▶
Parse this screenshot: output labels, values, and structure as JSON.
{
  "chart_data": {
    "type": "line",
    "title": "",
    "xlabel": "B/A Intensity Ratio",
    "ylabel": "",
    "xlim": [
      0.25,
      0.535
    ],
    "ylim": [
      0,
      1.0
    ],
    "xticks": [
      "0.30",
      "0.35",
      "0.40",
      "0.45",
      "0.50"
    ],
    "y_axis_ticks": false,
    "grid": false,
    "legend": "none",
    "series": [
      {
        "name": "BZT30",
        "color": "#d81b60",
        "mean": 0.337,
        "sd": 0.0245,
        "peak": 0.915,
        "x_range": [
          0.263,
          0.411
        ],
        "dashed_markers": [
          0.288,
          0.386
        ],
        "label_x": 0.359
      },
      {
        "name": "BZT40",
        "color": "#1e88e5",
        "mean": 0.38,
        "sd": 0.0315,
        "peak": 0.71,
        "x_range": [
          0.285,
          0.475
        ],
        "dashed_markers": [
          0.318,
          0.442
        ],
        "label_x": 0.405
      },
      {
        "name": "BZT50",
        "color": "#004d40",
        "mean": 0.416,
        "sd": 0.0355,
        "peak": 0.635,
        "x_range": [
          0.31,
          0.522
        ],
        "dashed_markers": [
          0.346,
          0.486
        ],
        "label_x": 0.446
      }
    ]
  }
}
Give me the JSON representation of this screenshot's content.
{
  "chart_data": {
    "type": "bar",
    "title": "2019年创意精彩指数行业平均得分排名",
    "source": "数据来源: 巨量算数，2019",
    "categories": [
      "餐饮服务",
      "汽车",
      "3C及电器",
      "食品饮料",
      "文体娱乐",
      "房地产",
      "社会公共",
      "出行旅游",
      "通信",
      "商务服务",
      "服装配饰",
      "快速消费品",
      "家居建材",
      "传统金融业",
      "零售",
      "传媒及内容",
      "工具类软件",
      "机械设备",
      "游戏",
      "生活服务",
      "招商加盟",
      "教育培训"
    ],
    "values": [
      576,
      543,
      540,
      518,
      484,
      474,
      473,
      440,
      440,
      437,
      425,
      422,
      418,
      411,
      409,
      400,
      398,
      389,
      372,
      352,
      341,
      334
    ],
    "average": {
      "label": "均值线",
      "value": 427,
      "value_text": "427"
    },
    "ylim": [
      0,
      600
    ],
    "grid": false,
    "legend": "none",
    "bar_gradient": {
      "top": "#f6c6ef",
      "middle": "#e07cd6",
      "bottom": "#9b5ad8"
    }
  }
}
◀
• Task to carry out
Copy out the lines from the line containing "Give me the" to the end of the listing above, without alteration.

• Response below
Give me the JSON representation of this screenshot's content.
{
  "chart_data": {
    "type": "bar",
    "title": "2019年创意精彩指数行业平均得分排名",
    "source": "数据来源: 巨量算数，2019",
    "categories": [
      "餐饮服务",
      "汽车",
      "3C及电器",
      "食品饮料",
      "文体娱乐",
      "房地产",
      "社会公共",
      "出行旅游",
      "通信",
      "商务服务",
      "服装配饰",
      "快速消费品",
      "家居建材",
      "传统金融业",
      "零售",
      "传媒及内容",
      "工具类软件",
      "机械设备",
      "游戏",
      "生活服务",
      "招商加盟",
      "教育培训"
    ],
    "values": [
      576,
      543,
      540,
      518,
      484,
      474,
      473,
      440,
      440,
      437,
      425,
      422,
      418,
      411,
      409,
      400,
      398,
      389,
      372,
      352,
      341,
      334
    ],
    "average": {
      "label": "均值线",
      "value": 427,
      "value_text": "427"
    },
    "ylim": [
      0,
      600
    ],
    "grid": false,
    "legend": "none",
    "bar_gradient": {
      "top": "#f6c6ef",
      "middle": "#e07cd6",
      "bottom": "#9b5ad8"
    }
  }
}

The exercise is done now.